__Stated exercise__:
Quote word for word the lines starting at the line with "Transcribe the text in this document." and ending at the final line of the entries. Leave out any pictures.

__Rows__:
===
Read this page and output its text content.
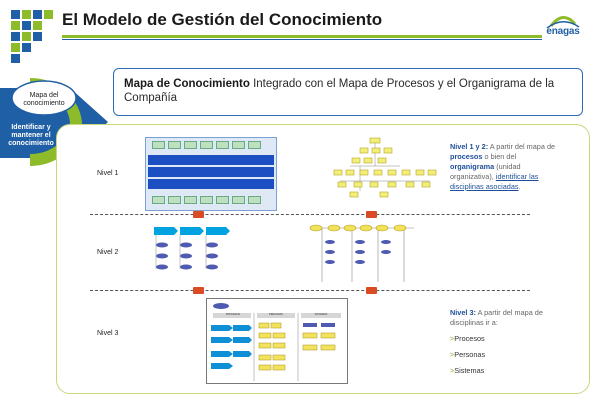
El Modelo de Gestión del Conocimiento
enagas
Mapa del conocimiento
Identificar y mantener el conocimiento
Mapa de Conocimiento Integrado con el Mapa de Procesos y el Organigrama de la Compañía
Nivel 1
Nivel 2
Nivel 3
PROCESOS	PERSONAS	SISTEMAS
Nivel 1 y 2: A partir del mapa de procesos o bien del organigrama (unidad organizativa), identificar las disciplinas asociadas.
Nivel 3: A partir del mapa de disciplinas ir a:
>Procesos
>Personas
>Sistemas
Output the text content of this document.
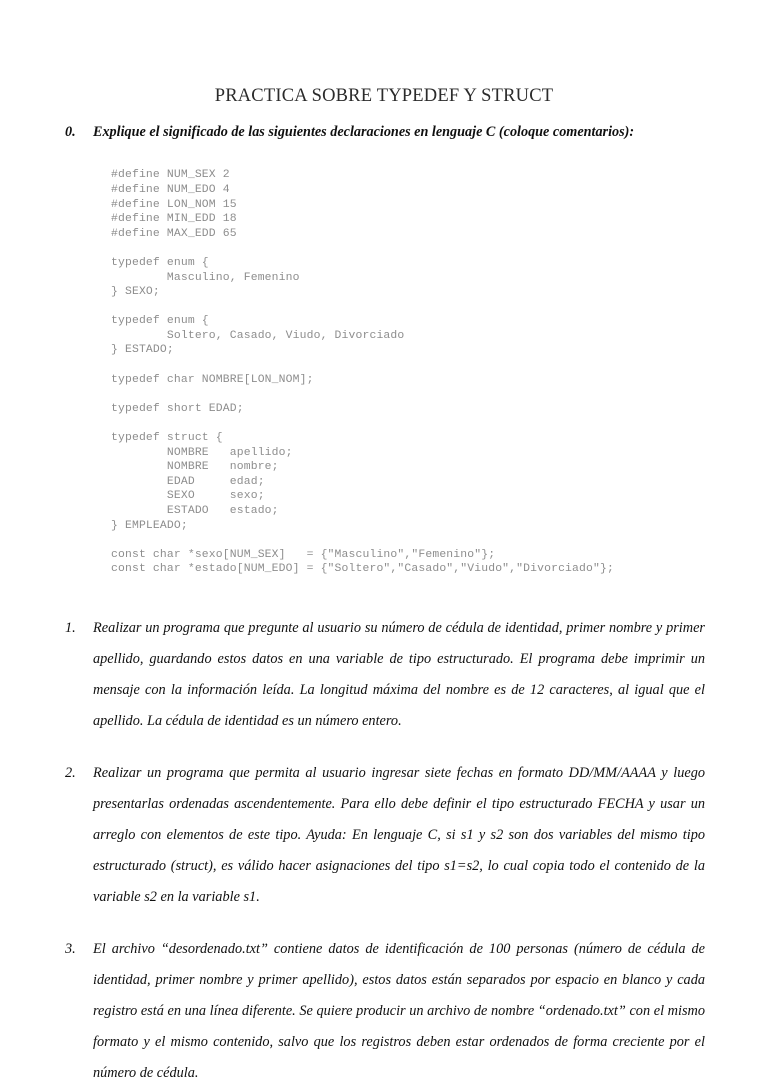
PRACTICA SOBRE TYPEDEF Y STRUCT
0.	Explique el significado de las siguientes declaraciones en lenguaje C (coloque comentarios):
#define NUM_SEX 2
#define NUM_EDO 4
#define LON_NOM 15
#define MIN_EDD 18
#define MAX_EDD 65
typedef enum {
Masculino, Femenino
} SEXO;
typedef enum {
Soltero, Casado, Viudo, Divorciado
} ESTADO;
typedef char NOMBRE[LON_NOM];
typedef short EDAD;
typedef struct {
NOMBRE   apellido;
NOMBRE   nombre;
EDAD     edad;
SEXO     sexo;
ESTADO   estado;
} EMPLEADO;
const char *sexo[NUM_SEX]   = {"Masculino","Femenino"};
const char *estado[NUM_EDO] = {"Soltero","Casado","Viudo","Divorciado"};
1.	Realizar un programa que pregunte al usuario su número de cédula de identidad, primer nombre y primer apellido, guardando estos datos en una variable de tipo estructurado. El programa debe imprimir un mensaje con la información leída. La longitud máxima del nombre es de 12 caracteres, al igual que el apellido. La cédula de identidad es un número entero.
2.	Realizar un programa que permita al usuario ingresar siete fechas en formato DD/MM/AAAA y luego presentarlas ordenadas ascendentemente. Para ello debe definir el tipo estructurado FECHA y usar un arreglo con elementos de este tipo. Ayuda: En lenguaje C, si s1 y s2 son dos variables del mismo tipo estructurado (struct), es válido hacer asignaciones del tipo s1=s2, lo cual copia todo el contenido de la variable s2 en la variable s1.
3.	El archivo “desordenado.txt” contiene datos de identificación de 100 personas (número de cédula de identidad, primer nombre y primer apellido), estos datos están separados por espacio en blanco y cada registro está en una línea diferente. Se quiere producir un archivo de nombre “ordenado.txt” con el mismo formato y el mismo contenido, salvo que los registros deben estar ordenados de forma creciente por el número de cédula.
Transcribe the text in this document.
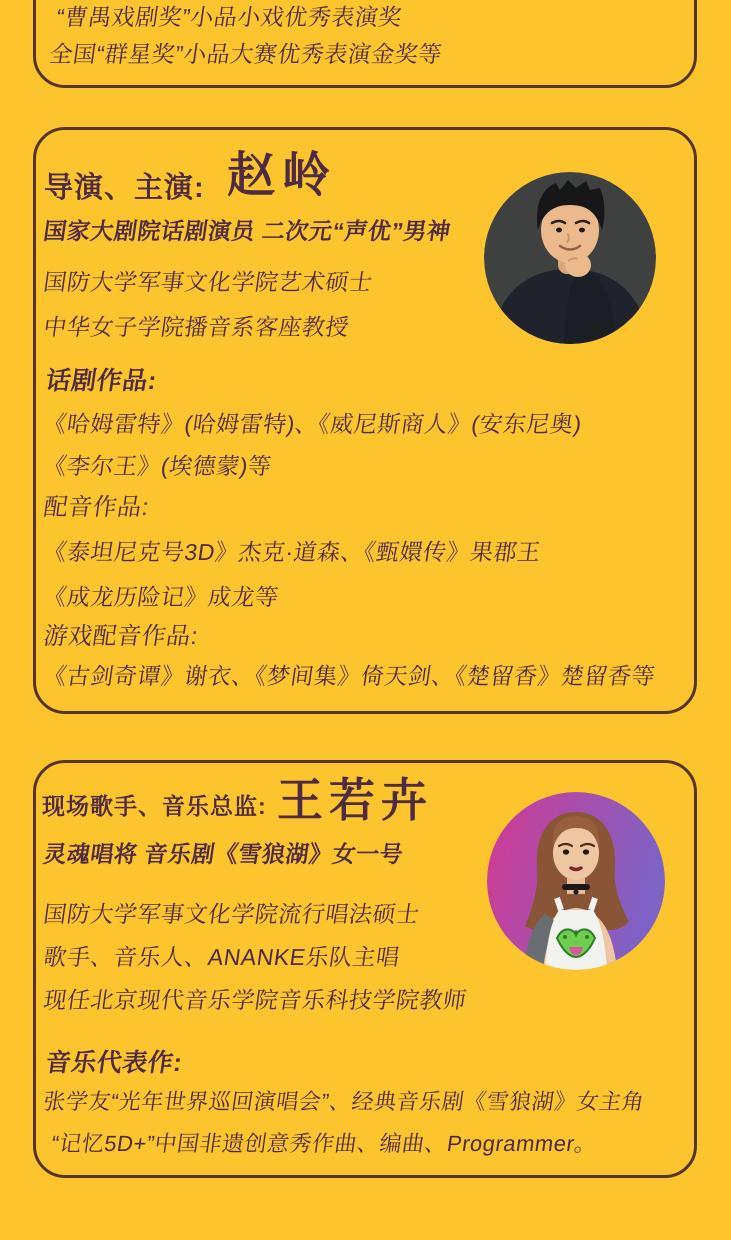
“曹禺戏剧奖”小品小戏优秀表演奖

全国“群星奖”小品大赛优秀表演金奖等

导演、主演: 赵岭

国家大剧院话剧演员 二次元“声优”男神

国防大学军事文化学院艺术硕士

中华女子学院播音系客座教授

话剧作品:

《哈姆雷特》(哈姆雷特)、《威尼斯商人》(安东尼奥)

《李尔王》(埃德蒙)等

配音作品:

《泰坦尼克号3D》杰克·道森、《甄嬛传》果郡王

《成龙历险记》成龙等

游戏配音作品:

《古剑奇谭》谢衣、《梦间集》倚天剑、《楚留香》楚留香等

现场歌手、音乐总监: 王若卉

灵魂唱将 音乐剧《雪狼湖》女一号

国防大学军事文化学院流行唱法硕士

歌手、音乐人、ANANKE乐队主唱

现任北京现代音乐学院音乐科技学院教师

音乐代表作:

张学友“光年世界巡回演唱会”、经典音乐剧《雪狼湖》女主角

“记忆5D+”中国非遗创意秀作曲、编曲、Programmer。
===
__Result__:
Transcribe the text in this document.
“曹禺戏剧奖”小品小戏优秀表演奖

全国“群星奖”小品大赛优秀表演金奖等

导演、主演: 赵岭

国家大剧院话剧演员 二次元“声优”男神

国防大学军事文化学院艺术硕士

中华女子学院播音系客座教授

话剧作品:

《哈姆雷特》(哈姆雷特)、《威尼斯商人》(安东尼奥)

《李尔王》(埃德蒙)等

配音作品:

《泰坦尼克号3D》杰克·道森、《甄嬛传》果郡王

《成龙历险记》成龙等

游戏配音作品:

《古剑奇谭》谢衣、《梦间集》倚天剑、《楚留香》楚留香等

现场歌手、音乐总监: 王若卉

灵魂唱将 音乐剧《雪狼湖》女一号

国防大学军事文化学院流行唱法硕士

歌手、音乐人、ANANKE乐队主唱

现任北京现代音乐学院音乐科技学院教师

音乐代表作:

张学友“光年世界巡回演唱会”、经典音乐剧《雪狼湖》女主角

“记忆5D+”中国非遗创意秀作曲、编曲、Programmer。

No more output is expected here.